Data entries
┏━━
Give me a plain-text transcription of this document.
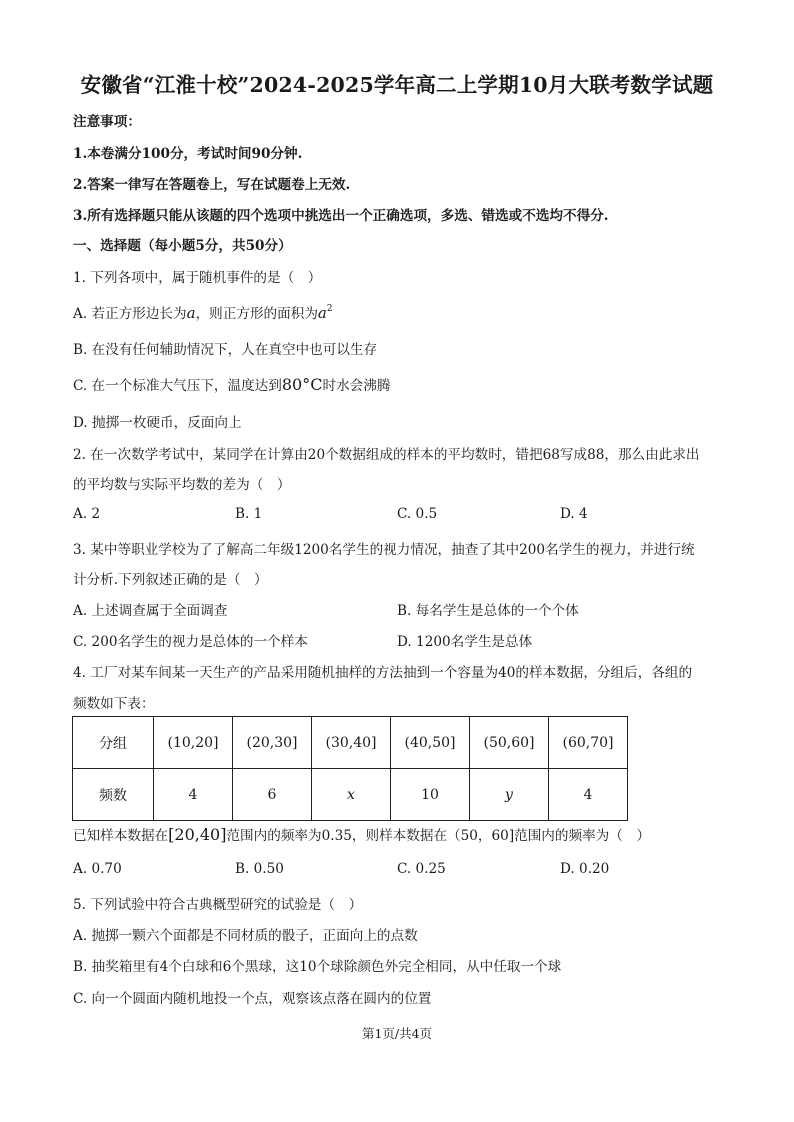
安徽省“江淮十校”2024-2025学年高二上学期10月大联考数学试题
注意事项：
1.本卷满分100分，考试时间90分钟.
2.答案一律写在答题卷上，写在试题卷上无效.
3.所有选择题只能从该题的四个选项中挑选出一个正确选项，多选、错选或不选均不得分.
一、选择题（每小题5分，共50分）
1. 下列各项中，属于随机事件的是（　）
A. 若正方形边长为a，则正方形的面积为$a^2$
B. 在没有任何辅助情况下，人在真空中也可以生存
C. 在一个标准大气压下，温度达到80°C时水会沸腾
D. 抛掷一枚硬币，反面向上
2. 在一次数学考试中，某同学在计算由20个数据组成的样本的平均数时，错把68写成88，那么由此求出
的平均数与实际平均数的差为（　）
A. 2	B. 1	C. 0.5	D. 4
3. 某中等职业学校为了了解高二年级1200名学生的视力情况，抽查了其中200名学生的视力，并进行统
计分析.下列叙述正确的是（　）
A. 上述调查属于全面调查	B. 每名学生是总体的一个个体
C. 200名学生的视力是总体的一个样本	D. 1200名学生是总体
4. 工厂对某车间某一天生产的产品采用随机抽样的方法抽到一个容量为40的样本数据，分组后，各组的
频数如下表：
分组	(10,20]	(20,30]	(30,40]	(40,50]	(50,60]	(60,70]
频数	4	6	x	10	y	4
已知样本数据在[20,40]范围内的频率为0.35，则样本数据在（50，60]范围内的频率为（　）
A. 0.70	B. 0.50	C. 0.25	D. 0.20
5. 下列试验中符合古典概型研究的试验是（　）
A. 抛掷一颗六个面都是不同材质的骰子，正面向上的点数
B. 抽奖箱里有4个白球和6个黑球，这10个球除颜色外完全相同，从中任取一个球
C. 向一个圆面内随机地投一个点，观察该点落在圆内的位置
第1页/共4页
┗━━
TASK REQUIREMENTS: Transcribe the material exactly, leaving every picture out.

RESULT FOR THIS TASK:
Give me a plain-text transcription of this document.
安徽省“江淮十校”2024-2025学年高二上学期10月大联考数学试题
注意事项：
1.本卷满分100分，考试时间90分钟.
2.答案一律写在答题卷上，写在试题卷上无效.
3.所有选择题只能从该题的四个选项中挑选出一个正确选项，多选、错选或不选均不得分.
一、选择题（每小题5分，共50分）
1. 下列各项中，属于随机事件的是（　）
A. 若正方形边长为a，则正方形的面积为$a^2$
B. 在没有任何辅助情况下，人在真空中也可以生存
C. 在一个标准大气压下，温度达到80°C时水会沸腾
D. 抛掷一枚硬币，反面向上
2. 在一次数学考试中，某同学在计算由20个数据组成的样本的平均数时，错把68写成88，那么由此求出
的平均数与实际平均数的差为（　）
A. 2	B. 1	C. 0.5	D. 4
3. 某中等职业学校为了了解高二年级1200名学生的视力情况，抽查了其中200名学生的视力，并进行统
计分析.下列叙述正确的是（　）
A. 上述调查属于全面调查	B. 每名学生是总体的一个个体
C. 200名学生的视力是总体的一个样本	D. 1200名学生是总体
4. 工厂对某车间某一天生产的产品采用随机抽样的方法抽到一个容量为40的样本数据，分组后，各组的
频数如下表：
分组	(10,20]	(20,30]	(30,40]	(40,50]	(50,60]	(60,70]
频数	4	6	x	10	y	4
已知样本数据在[20,40]范围内的频率为0.35，则样本数据在（50，60]范围内的频率为（　）
A. 0.70	B. 0.50	C. 0.25	D. 0.20
5. 下列试验中符合古典概型研究的试验是（　）
A. 抛掷一颗六个面都是不同材质的骰子，正面向上的点数
B. 抽奖箱里有4个白球和6个黑球，这10个球除颜色外完全相同，从中任取一个球
C. 向一个圆面内随机地投一个点，观察该点落在圆内的位置
第1页/共4页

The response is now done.